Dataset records
>> Start

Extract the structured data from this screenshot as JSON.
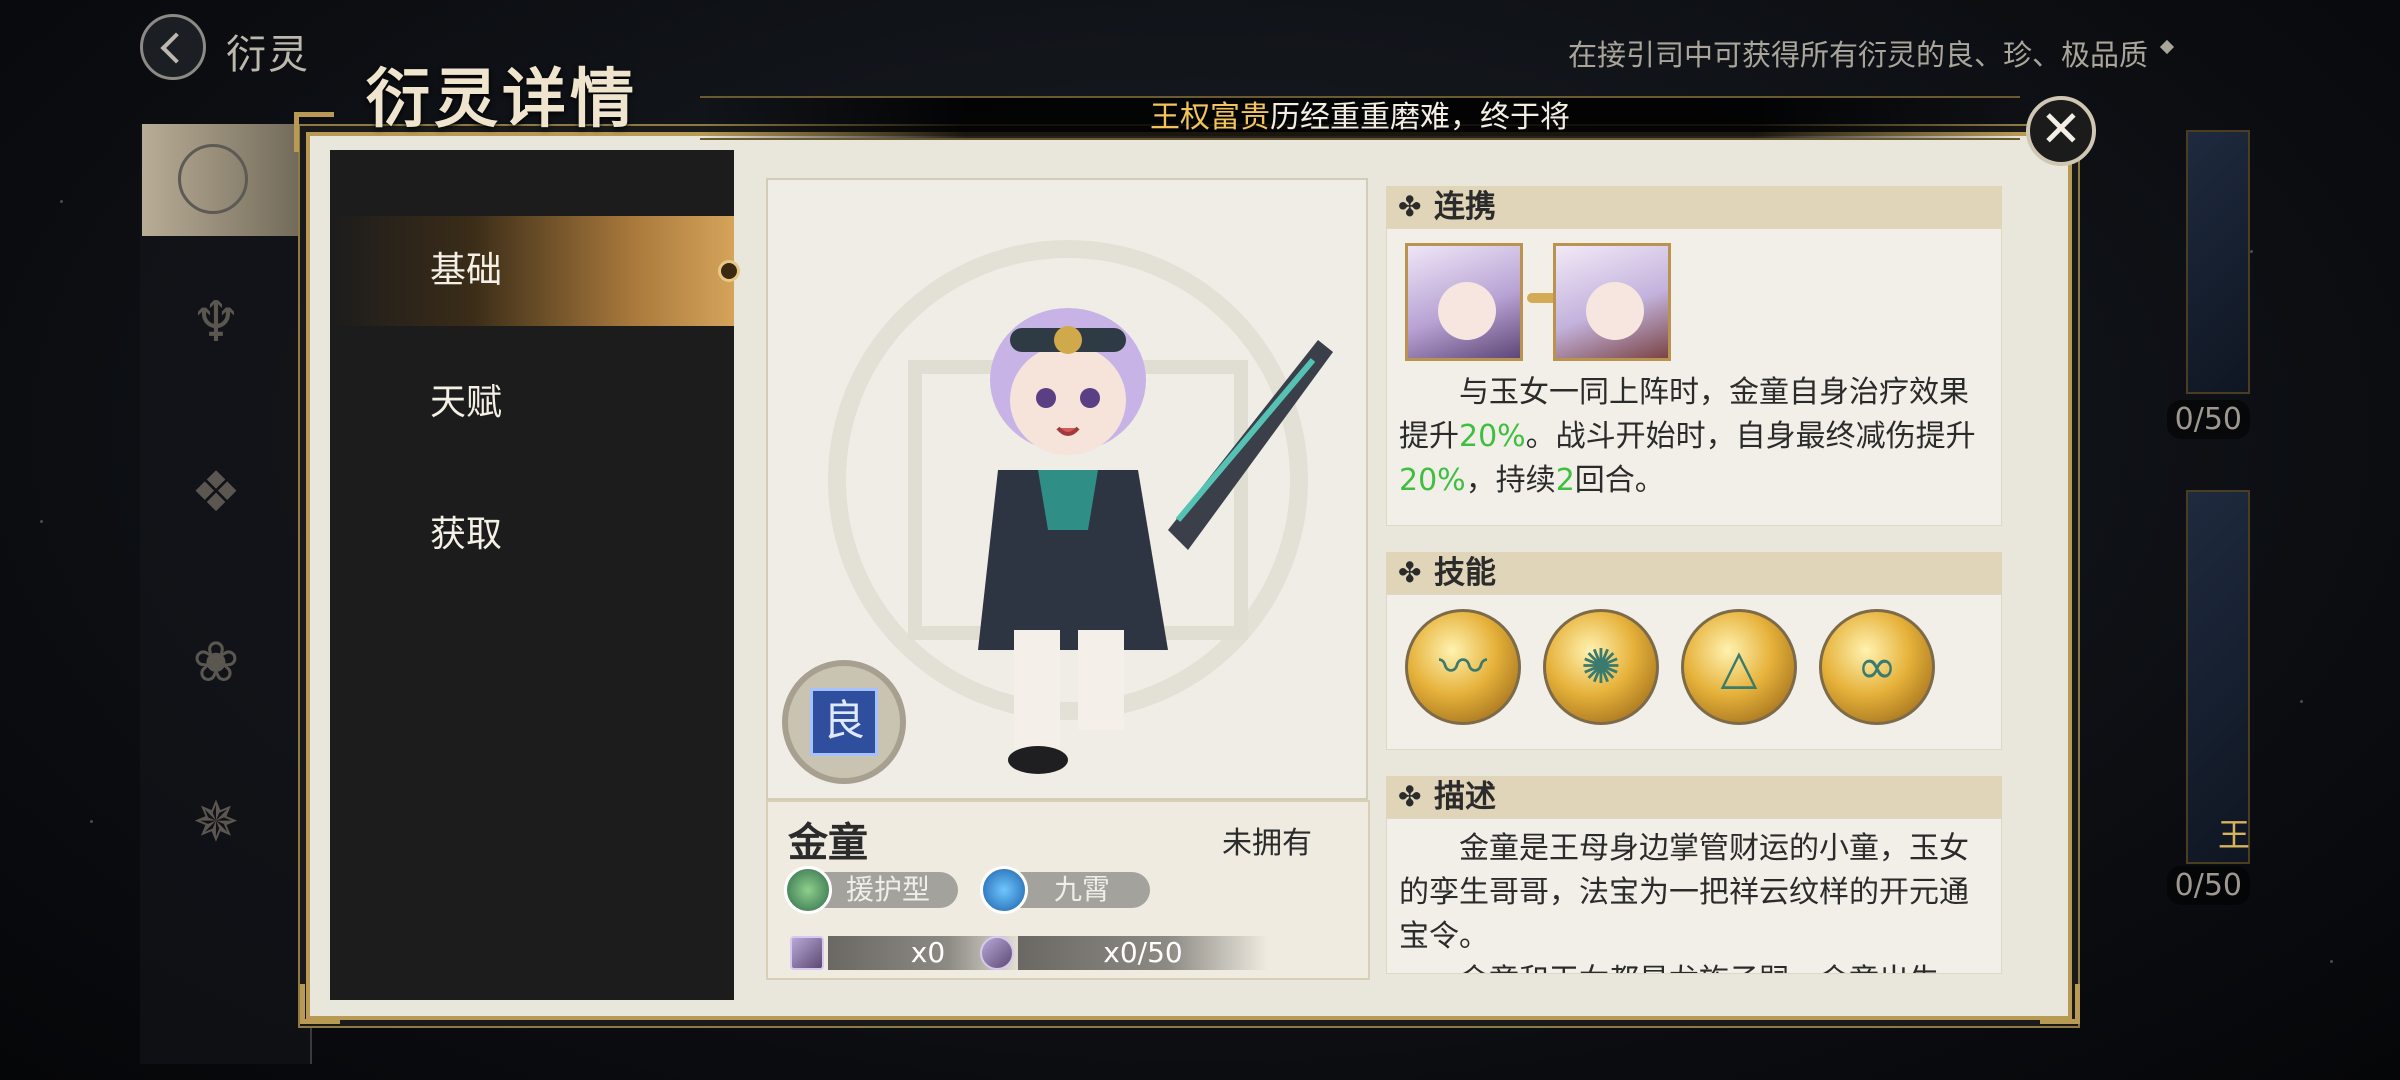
{
  "header": {
    "back_label": "衍灵",
    "hint_text": "在接引司中可获得所有衍灵的良、珍、极品质",
    "page_title": "衍灵详情"
  },
  "banner": {
    "highlight": "王权富贵",
    "text": "历经重重磨难，终于将"
  },
  "tabs": [
    {
      "label": "基础",
      "active": true
    },
    {
      "label": "天赋",
      "active": false
    },
    {
      "label": "获取",
      "active": false
    }
  ],
  "character": {
    "name": "金童",
    "ownership": "未拥有",
    "grade": "良",
    "role": "援护型",
    "faction": "九霄",
    "shard_count": "x0",
    "fragment_progress": "x0/50"
  },
  "sections": {
    "combo": {
      "title": "连携",
      "text_parts": [
        {
          "t": "与玉女一同上阵时，金童自身治疗效果提升",
          "g": false
        },
        {
          "t": "20%",
          "g": true
        },
        {
          "t": "。战斗开始时，自身最终减伤提升",
          "g": false
        },
        {
          "t": "20%",
          "g": true
        },
        {
          "t": "，持续",
          "g": false
        },
        {
          "t": "2",
          "g": true
        },
        {
          "t": "回合。",
          "g": false
        }
      ]
    },
    "skills": {
      "title": "技能",
      "icons": [
        "coin-string-icon",
        "coin-burst-icon",
        "coin-triangle-icon",
        "coin-chain-icon"
      ]
    },
    "description": {
      "title": "描述",
      "text": "金童是王母身边掌管财运的小童，玉女的孪生哥哥，法宝为一把祥云纹样的开元通宝令。",
      "text_cut": "金童和玉女都是龙族子嗣，金童出生"
    }
  },
  "background": {
    "peek_counts": [
      "0/50",
      "0/50"
    ],
    "peek_name_fragment": "王"
  },
  "colors": {
    "gold_accent": "#b89a55",
    "highlight_green": "#3fbf3f",
    "banner_highlight": "#f2c45a"
  }
}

>> End

Direction. Skip the pictures and transcribe the rest of the records exactly.

Reply.
Extract the structured data from this screenshot as JSON.
{
  "header": {
    "back_label": "衍灵",
    "hint_text": "在接引司中可获得所有衍灵的良、珍、极品质",
    "page_title": "衍灵详情"
  },
  "banner": {
    "highlight": "王权富贵",
    "text": "历经重重磨难，终于将"
  },
  "tabs": [
    {
      "label": "基础",
      "active": true
    },
    {
      "label": "天赋",
      "active": false
    },
    {
      "label": "获取",
      "active": false
    }
  ],
  "character": {
    "name": "金童",
    "ownership": "未拥有",
    "grade": "良",
    "role": "援护型",
    "faction": "九霄",
    "shard_count": "x0",
    "fragment_progress": "x0/50"
  },
  "sections": {
    "combo": {
      "title": "连携",
      "text_parts": [
        {
          "t": "与玉女一同上阵时，金童自身治疗效果提升",
          "g": false
        },
        {
          "t": "20%",
          "g": true
        },
        {
          "t": "。战斗开始时，自身最终减伤提升",
          "g": false
        },
        {
          "t": "20%",
          "g": true
        },
        {
          "t": "，持续",
          "g": false
        },
        {
          "t": "2",
          "g": true
        },
        {
          "t": "回合。",
          "g": false
        }
      ]
    },
    "skills": {
      "title": "技能",
      "icons": [
        "coin-string-icon",
        "coin-burst-icon",
        "coin-triangle-icon",
        "coin-chain-icon"
      ]
    },
    "description": {
      "title": "描述",
      "text": "金童是王母身边掌管财运的小童，玉女的孪生哥哥，法宝为一把祥云纹样的开元通宝令。",
      "text_cut": "金童和玉女都是龙族子嗣，金童出生"
    }
  },
  "background": {
    "peek_counts": [
      "0/50",
      "0/50"
    ],
    "peek_name_fragment": "王"
  },
  "colors": {
    "gold_accent": "#b89a55",
    "highlight_green": "#3fbf3f",
    "banner_highlight": "#f2c45a"
  }
}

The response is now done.